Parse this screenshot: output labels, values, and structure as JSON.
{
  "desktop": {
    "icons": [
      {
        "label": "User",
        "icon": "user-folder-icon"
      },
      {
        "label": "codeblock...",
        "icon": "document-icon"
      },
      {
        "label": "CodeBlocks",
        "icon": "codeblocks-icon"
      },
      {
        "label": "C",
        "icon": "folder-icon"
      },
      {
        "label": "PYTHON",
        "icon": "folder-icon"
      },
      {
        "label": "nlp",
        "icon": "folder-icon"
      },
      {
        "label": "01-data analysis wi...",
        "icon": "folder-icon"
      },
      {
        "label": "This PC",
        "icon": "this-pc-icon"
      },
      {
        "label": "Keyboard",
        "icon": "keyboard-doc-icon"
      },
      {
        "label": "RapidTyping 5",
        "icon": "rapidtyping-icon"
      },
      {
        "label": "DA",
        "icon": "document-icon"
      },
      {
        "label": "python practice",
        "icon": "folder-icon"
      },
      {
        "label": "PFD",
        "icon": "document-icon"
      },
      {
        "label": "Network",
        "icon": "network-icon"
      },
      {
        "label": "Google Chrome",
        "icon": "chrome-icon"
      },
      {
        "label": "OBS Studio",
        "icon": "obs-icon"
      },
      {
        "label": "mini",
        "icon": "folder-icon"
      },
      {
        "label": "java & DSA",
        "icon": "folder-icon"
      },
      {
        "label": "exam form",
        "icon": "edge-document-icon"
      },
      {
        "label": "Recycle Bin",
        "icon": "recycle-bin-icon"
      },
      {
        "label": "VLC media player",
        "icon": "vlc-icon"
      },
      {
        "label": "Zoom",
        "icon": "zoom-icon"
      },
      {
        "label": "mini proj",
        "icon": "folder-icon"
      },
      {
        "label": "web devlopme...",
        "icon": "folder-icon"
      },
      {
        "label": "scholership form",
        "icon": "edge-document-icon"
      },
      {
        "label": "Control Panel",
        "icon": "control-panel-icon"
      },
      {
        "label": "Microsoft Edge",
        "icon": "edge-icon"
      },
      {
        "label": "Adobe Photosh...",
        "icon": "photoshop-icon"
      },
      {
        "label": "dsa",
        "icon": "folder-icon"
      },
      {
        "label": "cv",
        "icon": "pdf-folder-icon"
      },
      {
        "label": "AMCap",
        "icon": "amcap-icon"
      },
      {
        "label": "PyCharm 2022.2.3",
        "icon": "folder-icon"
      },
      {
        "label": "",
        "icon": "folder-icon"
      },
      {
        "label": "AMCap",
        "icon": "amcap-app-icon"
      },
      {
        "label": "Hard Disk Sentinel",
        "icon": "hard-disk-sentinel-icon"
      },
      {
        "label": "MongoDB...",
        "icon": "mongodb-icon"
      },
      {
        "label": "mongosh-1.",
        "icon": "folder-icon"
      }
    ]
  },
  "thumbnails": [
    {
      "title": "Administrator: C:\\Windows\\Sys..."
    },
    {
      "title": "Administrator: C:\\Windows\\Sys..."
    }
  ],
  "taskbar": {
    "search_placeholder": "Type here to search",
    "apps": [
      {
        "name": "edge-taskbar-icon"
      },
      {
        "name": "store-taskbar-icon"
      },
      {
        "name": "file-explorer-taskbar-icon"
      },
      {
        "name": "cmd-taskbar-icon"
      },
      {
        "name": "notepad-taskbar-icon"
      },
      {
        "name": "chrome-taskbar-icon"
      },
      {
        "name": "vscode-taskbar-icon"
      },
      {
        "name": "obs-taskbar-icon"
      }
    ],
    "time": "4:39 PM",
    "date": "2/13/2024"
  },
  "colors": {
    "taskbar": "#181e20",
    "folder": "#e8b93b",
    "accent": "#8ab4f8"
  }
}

________________

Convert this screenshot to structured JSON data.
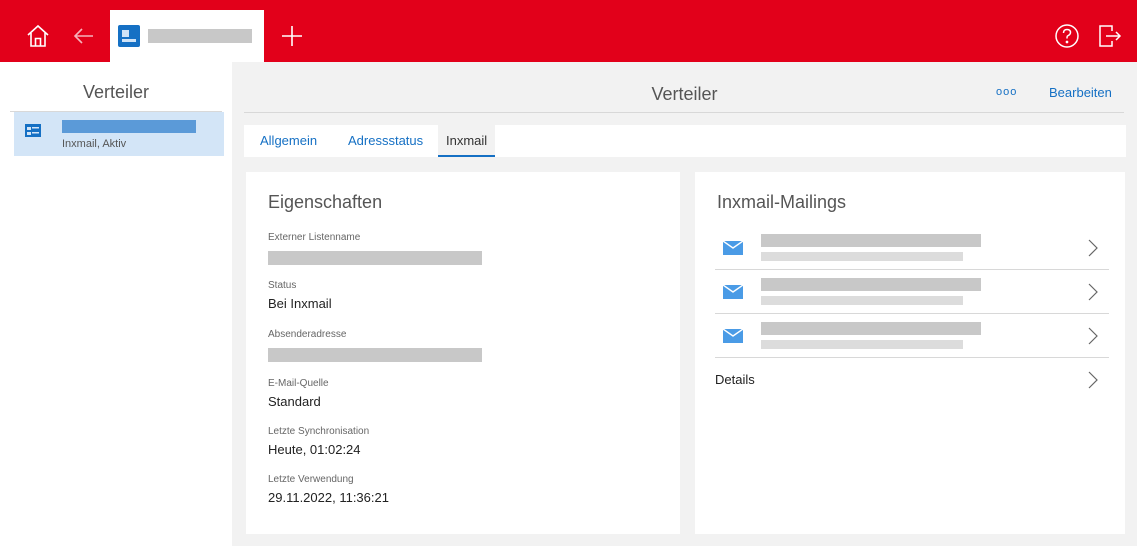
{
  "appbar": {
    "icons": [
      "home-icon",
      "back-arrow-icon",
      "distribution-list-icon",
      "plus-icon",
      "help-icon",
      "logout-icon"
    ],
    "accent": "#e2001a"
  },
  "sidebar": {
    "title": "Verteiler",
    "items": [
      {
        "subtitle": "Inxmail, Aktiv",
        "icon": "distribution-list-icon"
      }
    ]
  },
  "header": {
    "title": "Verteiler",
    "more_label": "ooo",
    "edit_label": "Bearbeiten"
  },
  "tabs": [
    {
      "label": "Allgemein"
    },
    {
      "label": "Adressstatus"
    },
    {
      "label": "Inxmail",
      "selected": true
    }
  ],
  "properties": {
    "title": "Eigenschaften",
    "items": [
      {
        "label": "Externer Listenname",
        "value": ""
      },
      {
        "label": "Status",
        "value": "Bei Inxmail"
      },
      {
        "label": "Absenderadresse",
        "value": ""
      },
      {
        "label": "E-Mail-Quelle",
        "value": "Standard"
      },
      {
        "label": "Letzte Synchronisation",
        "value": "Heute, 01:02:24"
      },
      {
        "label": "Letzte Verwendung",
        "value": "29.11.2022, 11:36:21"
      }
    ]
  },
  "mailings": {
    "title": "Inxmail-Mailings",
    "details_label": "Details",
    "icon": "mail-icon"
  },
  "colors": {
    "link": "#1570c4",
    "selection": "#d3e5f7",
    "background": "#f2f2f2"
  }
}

________________

BRIEF: Collect from the data above every line that includes "Letzte".

RESULT FOR THIS TASK:
        "label": "Letzte Synchronisation",
        "label": "Letzte Verwendung",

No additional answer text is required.